• **Description of the task**: Can you quote the forum post on getting close to a target number with a fixed sequence of operations, between "The operations could" and "number of operations).", inclusive?

• **Page text**:
§ §

Array index are always integer.
I have an array of operations and a target number.
The operations could be
+ 3
- 3
* 4
/ 2
I want to find out how close I can get to the target number by using those operations.
I start from 0 and I need to iterate through the operations in that order, and I can choose to either use the operation or not use it.
So if the target number is 13, I can use + 3 and * 4 to get 12 which is the closest I can get to the target number 13.
I guess I need to compute all possible combinations (I guess the number of calculations is thus 2^n where n is the number of operations).
I have tried to do this in java with
import java.util.*;
public class Instruction {
public static void main(String[] args) {
// create scanner
Scanner sc = new Scanner(System.in);
// number of instructions
int N = sc.nextInt();
// target number
int K = sc.nextInt();
//
String[] instructions = new String[N];
// N instructions follow
for (int i=0; i<N; i++) {
//
instructions[i] = sc.nextLine();
}
//
System.out.println(search(instructions, 0, N, 0, K, 0, K));
}
public static int search(String[] instructions, int index, int length, int progressSoFar, int targetNumber, int bestTarget, int bestDistance) {
//
for (int i=index; i<length; i++) {
// get operator
char operator = instructions[i].charAt(0);
// get number
int number = Integer.parseInt(instructions[i].split("\\s+")[1]);
//
if (operator == '+') {
progressSoFar += number;
} else if (operator == '*') {
progressSoFar *= number;
} else if (operator == '-') {
progressSoFar -= number;
} else if (operator == '/') {
progressSoFar /= number;
}
//
int distance = Math.abs(targetNumber - progressSoFar);
// if the absolute distance between progress so far
// and the target number is less than what we have
// previously accomplished, we update best distance
if (distance < bestDistance) {
bestTarget = progressSoFar;
bestDistance = distance;
}
//
if (true) {
return bestTarget;
} else {
return search(instructions, index + 1, length, progressSoFar, targetNumber, bestTarget, bestDistance);
}
}
}
}
It doesn't work yet, but I guess I'm a little closer to solving my problem. I just don't know how to end my recursion.
But maybe I don't use recursion, but should instead just list all combinations. I just don't know how to do this.
If I, for instance, have 3 operations and I want to compute all combinations, I get the 2^3 combinations
111
110
101
011
000
001
010
100
where 1 indicates that the operation is used and 0 indicates that it is not used.

§ §

• **Recorded data**:
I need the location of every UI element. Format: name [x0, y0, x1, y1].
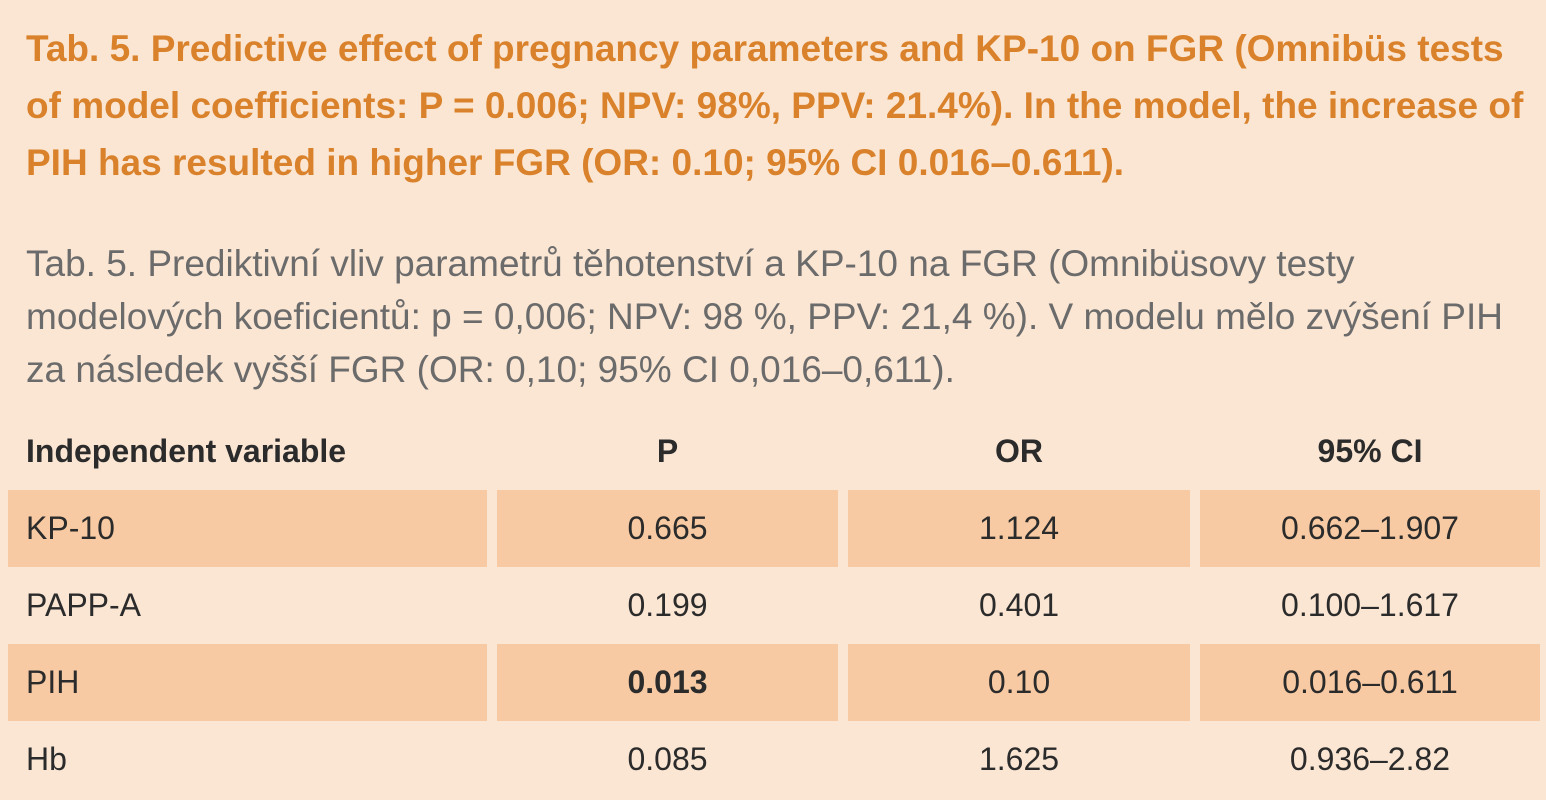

§ §

• **Output below**:
The operations could be
+ 3
- 3
* 4
/ 2
I want to find out how close I can get to the target number by using those operations.
I start from 0 and I need to iterate through the operations in that order, and I can choose to either use the operation or not use it.
So if the target number is 13, I can use + 3 and * 4 to get 12 which is the closest I can get to the target number 13.
I guess I need to compute all possible combinations (I guess the number of calculations is thus 2^n where n is the number of operations).